The problem:
Copy the lines below without changes, from the start of the records through the line holding "svg-text:128.483: 128.483 bbox=[1658, 251, 1699, 263]", both ends included.

[Spatial annotation entries]
━━━

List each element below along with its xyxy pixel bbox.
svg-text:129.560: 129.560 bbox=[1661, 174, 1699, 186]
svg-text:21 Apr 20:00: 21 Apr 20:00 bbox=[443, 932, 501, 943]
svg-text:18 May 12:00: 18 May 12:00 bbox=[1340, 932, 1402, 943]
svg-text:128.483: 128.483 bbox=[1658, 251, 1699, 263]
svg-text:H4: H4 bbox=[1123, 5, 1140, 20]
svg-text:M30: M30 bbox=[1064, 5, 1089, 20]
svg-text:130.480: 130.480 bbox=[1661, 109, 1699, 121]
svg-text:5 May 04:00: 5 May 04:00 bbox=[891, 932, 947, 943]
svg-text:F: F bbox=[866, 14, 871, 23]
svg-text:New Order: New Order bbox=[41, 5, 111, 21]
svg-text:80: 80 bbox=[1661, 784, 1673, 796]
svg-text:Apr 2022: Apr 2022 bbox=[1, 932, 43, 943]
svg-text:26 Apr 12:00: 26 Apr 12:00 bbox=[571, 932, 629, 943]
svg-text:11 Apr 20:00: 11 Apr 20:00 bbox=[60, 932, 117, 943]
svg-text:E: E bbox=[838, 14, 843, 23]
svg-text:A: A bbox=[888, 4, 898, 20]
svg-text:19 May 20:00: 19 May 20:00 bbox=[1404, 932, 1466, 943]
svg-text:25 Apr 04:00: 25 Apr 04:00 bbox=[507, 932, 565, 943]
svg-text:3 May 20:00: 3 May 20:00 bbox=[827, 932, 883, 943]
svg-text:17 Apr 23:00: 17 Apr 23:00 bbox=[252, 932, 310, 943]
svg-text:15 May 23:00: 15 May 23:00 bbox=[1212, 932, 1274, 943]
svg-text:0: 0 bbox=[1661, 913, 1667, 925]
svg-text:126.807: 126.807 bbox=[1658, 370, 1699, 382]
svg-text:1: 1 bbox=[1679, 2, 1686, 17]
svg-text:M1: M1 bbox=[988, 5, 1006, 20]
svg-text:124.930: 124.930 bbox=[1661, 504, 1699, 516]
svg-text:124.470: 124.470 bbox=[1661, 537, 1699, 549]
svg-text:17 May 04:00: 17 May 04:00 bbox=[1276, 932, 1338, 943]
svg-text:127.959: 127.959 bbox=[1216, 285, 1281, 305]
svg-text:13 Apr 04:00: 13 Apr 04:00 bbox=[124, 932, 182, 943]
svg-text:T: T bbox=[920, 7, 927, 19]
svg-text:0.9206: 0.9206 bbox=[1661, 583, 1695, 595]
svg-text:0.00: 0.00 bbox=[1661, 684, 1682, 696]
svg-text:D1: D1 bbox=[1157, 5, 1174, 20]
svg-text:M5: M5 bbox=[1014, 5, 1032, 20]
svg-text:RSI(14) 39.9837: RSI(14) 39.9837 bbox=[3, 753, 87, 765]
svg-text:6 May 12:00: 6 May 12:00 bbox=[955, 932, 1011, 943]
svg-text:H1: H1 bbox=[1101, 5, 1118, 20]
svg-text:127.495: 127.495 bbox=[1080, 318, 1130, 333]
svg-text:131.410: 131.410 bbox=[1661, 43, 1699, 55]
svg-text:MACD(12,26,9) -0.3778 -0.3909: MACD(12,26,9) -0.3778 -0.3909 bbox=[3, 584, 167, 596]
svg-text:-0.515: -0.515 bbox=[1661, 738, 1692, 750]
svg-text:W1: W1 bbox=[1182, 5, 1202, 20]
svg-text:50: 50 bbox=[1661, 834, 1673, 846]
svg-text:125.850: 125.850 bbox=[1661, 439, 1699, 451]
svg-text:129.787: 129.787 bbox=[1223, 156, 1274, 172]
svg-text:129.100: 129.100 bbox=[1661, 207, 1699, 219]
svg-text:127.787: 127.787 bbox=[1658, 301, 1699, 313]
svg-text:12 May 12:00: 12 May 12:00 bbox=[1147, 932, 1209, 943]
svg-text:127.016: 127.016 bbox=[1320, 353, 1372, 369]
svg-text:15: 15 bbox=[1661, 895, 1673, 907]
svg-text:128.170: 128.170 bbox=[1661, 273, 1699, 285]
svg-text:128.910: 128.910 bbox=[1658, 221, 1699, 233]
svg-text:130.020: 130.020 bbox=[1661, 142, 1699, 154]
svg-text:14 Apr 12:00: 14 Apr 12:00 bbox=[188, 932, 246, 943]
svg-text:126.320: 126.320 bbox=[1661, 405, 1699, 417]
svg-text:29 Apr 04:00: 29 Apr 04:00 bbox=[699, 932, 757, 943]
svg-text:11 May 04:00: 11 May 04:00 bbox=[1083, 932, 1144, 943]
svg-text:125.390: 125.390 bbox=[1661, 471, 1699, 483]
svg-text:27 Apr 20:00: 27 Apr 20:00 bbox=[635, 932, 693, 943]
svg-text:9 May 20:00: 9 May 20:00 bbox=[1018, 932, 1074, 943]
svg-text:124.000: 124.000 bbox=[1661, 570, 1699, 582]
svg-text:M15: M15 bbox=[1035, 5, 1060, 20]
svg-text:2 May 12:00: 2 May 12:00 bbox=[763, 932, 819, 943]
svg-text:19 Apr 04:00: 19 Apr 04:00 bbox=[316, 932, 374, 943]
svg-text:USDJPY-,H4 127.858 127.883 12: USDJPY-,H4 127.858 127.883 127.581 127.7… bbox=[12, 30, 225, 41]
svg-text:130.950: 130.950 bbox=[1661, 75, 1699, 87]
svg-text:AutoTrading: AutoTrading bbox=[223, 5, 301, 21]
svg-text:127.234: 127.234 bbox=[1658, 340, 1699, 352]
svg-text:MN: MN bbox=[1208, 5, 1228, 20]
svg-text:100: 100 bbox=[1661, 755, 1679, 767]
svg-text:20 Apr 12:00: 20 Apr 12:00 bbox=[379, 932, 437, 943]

━━━

Solution for this exercise:
List each element below along with its xyxy pixel bbox.
svg-text:129.560: 129.560 bbox=[1661, 174, 1699, 186]
svg-text:21 Apr 20:00: 21 Apr 20:00 bbox=[443, 932, 501, 943]
svg-text:18 May 12:00: 18 May 12:00 bbox=[1340, 932, 1402, 943]
svg-text:128.483: 128.483 bbox=[1658, 251, 1699, 263]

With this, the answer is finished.